-- LISTING start --
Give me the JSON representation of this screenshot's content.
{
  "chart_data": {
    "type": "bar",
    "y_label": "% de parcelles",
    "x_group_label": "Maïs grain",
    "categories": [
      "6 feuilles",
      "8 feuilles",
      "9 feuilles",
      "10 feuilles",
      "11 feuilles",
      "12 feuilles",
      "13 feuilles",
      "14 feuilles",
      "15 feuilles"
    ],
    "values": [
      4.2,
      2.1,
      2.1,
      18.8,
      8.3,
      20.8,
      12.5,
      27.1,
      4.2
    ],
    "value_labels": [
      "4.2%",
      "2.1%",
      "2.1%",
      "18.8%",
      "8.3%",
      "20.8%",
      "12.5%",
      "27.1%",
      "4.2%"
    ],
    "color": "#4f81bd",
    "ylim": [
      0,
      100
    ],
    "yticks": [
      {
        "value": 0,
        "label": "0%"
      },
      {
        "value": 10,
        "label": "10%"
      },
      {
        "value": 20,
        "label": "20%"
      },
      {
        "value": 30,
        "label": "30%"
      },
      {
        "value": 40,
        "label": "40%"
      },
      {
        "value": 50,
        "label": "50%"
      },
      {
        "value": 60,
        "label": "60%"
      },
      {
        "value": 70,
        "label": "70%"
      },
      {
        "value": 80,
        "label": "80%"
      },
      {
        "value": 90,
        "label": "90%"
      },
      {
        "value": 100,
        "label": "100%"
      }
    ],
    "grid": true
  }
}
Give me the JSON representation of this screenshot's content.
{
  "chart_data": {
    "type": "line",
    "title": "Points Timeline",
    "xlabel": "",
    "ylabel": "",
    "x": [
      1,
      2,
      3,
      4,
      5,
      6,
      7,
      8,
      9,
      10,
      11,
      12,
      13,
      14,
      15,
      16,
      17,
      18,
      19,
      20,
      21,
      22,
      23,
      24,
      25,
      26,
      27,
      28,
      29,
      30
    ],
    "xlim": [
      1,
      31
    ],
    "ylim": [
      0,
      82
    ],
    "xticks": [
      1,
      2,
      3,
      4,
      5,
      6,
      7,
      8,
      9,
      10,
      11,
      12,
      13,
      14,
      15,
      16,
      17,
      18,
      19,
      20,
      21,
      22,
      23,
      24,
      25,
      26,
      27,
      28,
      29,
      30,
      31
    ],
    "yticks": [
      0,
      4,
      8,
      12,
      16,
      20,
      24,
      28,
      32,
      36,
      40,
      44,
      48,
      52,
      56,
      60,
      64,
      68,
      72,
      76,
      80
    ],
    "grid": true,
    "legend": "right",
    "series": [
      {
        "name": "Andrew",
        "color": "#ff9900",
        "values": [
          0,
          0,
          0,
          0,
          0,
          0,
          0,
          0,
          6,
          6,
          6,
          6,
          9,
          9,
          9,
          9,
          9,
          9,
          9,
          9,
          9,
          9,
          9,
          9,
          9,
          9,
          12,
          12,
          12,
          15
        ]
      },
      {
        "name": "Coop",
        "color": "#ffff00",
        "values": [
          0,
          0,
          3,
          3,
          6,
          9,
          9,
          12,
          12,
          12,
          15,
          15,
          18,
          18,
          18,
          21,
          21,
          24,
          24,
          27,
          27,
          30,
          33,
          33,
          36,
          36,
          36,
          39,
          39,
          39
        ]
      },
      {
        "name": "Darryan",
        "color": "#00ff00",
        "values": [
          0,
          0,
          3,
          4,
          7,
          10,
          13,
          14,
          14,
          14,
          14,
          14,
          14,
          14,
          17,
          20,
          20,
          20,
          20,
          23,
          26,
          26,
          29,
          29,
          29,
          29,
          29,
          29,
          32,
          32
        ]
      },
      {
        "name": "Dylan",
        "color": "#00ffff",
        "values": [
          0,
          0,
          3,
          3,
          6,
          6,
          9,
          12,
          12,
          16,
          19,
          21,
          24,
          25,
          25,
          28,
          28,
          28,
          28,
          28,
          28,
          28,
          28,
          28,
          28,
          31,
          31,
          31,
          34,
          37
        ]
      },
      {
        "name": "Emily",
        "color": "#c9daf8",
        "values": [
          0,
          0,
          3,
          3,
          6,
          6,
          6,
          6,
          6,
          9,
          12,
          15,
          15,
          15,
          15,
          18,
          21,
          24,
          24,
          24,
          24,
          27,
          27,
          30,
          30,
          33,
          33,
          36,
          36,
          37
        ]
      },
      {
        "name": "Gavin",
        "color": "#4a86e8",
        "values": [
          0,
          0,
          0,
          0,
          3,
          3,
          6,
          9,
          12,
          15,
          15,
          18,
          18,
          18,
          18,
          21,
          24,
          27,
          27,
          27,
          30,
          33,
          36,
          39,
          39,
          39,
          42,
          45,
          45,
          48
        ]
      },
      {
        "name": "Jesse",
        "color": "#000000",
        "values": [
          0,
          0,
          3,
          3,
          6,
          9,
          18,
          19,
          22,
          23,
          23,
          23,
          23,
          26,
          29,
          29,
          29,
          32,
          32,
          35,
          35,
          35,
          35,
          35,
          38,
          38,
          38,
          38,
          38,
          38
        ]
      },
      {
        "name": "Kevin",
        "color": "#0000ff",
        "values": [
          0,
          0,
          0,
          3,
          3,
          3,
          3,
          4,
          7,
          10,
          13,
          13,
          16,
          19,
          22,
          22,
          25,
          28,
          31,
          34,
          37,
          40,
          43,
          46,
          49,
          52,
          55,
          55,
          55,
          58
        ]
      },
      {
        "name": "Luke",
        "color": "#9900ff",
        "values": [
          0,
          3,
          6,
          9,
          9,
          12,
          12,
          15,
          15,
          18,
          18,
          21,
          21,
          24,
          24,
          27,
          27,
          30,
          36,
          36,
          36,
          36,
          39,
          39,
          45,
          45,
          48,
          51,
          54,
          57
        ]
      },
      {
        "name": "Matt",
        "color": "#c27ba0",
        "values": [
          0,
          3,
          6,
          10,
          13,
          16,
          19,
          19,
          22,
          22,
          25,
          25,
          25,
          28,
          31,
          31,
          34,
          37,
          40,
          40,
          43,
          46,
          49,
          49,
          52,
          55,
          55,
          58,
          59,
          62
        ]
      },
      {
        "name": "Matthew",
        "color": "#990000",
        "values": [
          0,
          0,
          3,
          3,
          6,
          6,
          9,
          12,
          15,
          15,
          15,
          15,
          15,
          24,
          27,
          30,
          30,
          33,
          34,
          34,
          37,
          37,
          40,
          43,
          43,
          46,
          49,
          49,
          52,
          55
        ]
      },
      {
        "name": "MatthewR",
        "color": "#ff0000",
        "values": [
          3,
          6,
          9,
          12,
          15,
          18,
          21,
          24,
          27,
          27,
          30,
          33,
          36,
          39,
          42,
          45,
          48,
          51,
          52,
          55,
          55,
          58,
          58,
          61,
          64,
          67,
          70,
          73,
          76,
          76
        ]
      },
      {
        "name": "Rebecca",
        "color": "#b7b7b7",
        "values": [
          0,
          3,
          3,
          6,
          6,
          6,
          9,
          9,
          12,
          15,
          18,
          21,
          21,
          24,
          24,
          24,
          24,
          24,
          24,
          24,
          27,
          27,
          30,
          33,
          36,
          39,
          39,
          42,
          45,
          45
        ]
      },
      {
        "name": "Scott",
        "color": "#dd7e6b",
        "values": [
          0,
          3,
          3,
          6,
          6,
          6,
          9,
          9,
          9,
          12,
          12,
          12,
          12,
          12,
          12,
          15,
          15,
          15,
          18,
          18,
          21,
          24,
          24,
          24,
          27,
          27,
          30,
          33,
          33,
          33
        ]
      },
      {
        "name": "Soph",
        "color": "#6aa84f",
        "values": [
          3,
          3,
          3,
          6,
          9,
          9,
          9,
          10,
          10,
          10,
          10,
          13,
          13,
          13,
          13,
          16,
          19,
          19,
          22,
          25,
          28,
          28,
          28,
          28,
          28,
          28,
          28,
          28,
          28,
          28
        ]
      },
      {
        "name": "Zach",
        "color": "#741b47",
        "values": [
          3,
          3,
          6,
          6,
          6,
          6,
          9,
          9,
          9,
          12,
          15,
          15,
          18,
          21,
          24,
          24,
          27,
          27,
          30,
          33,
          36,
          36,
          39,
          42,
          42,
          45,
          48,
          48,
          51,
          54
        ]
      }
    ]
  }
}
-- LISTING end --
-- LISTING start --
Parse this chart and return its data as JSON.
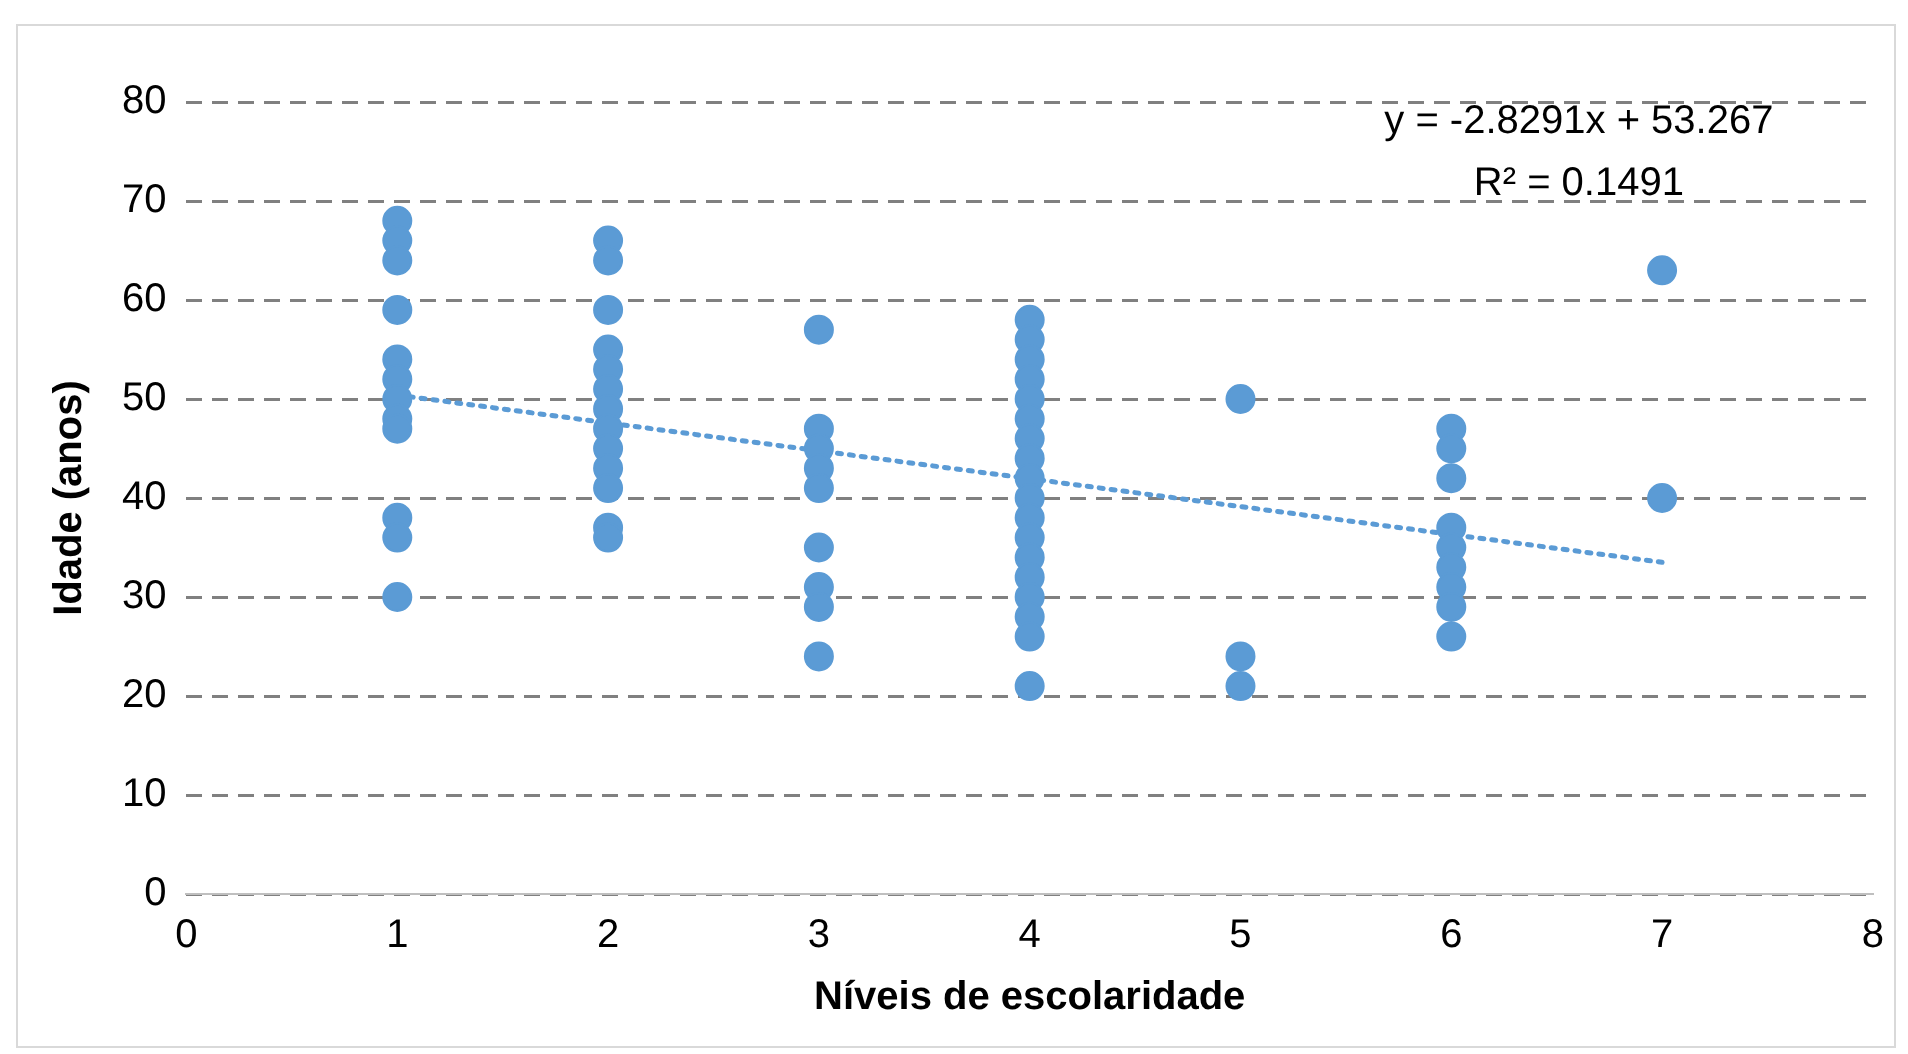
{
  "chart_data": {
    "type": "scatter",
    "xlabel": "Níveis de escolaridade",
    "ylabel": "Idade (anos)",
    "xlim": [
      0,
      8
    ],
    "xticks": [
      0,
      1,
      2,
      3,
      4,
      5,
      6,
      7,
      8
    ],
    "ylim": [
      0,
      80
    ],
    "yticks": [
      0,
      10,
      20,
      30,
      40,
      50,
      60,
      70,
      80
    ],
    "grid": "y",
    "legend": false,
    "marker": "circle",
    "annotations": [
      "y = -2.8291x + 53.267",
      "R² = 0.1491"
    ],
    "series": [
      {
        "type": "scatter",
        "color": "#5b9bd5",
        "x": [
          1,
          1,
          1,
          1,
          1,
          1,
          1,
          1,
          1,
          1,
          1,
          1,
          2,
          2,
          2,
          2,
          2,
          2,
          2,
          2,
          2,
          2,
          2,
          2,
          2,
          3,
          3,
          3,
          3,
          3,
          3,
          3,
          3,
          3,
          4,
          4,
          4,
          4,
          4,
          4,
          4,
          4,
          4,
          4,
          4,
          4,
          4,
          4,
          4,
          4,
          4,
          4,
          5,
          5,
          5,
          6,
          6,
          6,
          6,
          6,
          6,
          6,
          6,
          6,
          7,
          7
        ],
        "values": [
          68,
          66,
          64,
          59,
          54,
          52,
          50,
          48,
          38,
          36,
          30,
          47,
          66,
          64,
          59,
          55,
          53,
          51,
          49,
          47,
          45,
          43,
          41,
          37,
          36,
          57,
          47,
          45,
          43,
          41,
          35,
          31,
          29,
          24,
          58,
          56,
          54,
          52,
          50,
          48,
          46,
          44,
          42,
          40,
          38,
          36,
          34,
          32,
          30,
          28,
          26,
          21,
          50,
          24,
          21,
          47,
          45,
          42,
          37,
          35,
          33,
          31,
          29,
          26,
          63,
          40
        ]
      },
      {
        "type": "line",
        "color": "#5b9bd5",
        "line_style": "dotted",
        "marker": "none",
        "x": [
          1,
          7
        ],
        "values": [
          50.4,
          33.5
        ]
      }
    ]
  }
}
-- LISTING end --
▶ WHAT IS REQUIRED: Scan the listing above and identify each line holding the string "feuilles"; copy every such line.

▶ SOLUTION FOR THIS PROBLEM:
      "6 feuilles",
      "8 feuilles",
      "9 feuilles",
      "10 feuilles",
      "11 feuilles",
      "12 feuilles",
      "13 feuilles",
      "14 feuilles",
      "15 feuilles"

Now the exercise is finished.